* Begin INPUT *

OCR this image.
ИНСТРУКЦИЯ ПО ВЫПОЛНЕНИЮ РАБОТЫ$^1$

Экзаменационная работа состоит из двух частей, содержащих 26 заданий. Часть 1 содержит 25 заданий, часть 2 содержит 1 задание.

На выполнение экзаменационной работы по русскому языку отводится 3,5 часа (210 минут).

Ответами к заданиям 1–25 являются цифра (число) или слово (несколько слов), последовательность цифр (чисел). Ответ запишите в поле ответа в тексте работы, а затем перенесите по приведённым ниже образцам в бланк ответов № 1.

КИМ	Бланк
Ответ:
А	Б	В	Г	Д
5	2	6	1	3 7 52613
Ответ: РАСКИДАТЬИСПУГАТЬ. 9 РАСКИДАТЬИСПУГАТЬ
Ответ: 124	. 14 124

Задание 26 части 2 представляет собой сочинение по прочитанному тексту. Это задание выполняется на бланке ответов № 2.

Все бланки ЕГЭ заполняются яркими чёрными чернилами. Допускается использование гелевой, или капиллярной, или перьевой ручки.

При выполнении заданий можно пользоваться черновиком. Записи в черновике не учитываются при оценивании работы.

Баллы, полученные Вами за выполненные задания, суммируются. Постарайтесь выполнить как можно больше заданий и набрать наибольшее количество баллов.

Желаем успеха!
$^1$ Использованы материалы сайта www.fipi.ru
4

* End INPUT *

» AIM OF THE TASK
Transcribe all entries exactly as they are given.

» EXERCISE ANSWER
OCR this image.
ИНСТРУКЦИЯ ПО ВЫПОЛНЕНИЮ РАБОТЫ$^1$

Экзаменационная работа состоит из двух частей, содержащих 26 заданий. Часть 1 содержит 25 заданий, часть 2 содержит 1 задание.

На выполнение экзаменационной работы по русскому языку отводится 3,5 часа (210 минут).

Ответами к заданиям 1–25 являются цифра (число) или слово (несколько слов), последовательность цифр (чисел). Ответ запишите в поле ответа в тексте работы, а затем перенесите по приведённым ниже образцам в бланк ответов № 1.

КИМ	Бланк
Ответ:
А	Б	В	Г	Д
5	2	6	1	3 7 52613
Ответ: РАСКИДАТЬИСПУГАТЬ. 9 РАСКИДАТЬИСПУГАТЬ
Ответ: 124	. 14 124

Задание 26 части 2 представляет собой сочинение по прочитанному тексту. Это задание выполняется на бланке ответов № 2.

Все бланки ЕГЭ заполняются яркими чёрными чернилами. Допускается использование гелевой, или капиллярной, или перьевой ручки.

При выполнении заданий можно пользоваться черновиком. Записи в черновике не учитываются при оценивании работы.

Баллы, полученные Вами за выполненные задания, суммируются. Постарайтесь выполнить как можно больше заданий и набрать наибольшее количество баллов.

Желаем успеха!
$^1$ Использованы материалы сайта www.fipi.ru
4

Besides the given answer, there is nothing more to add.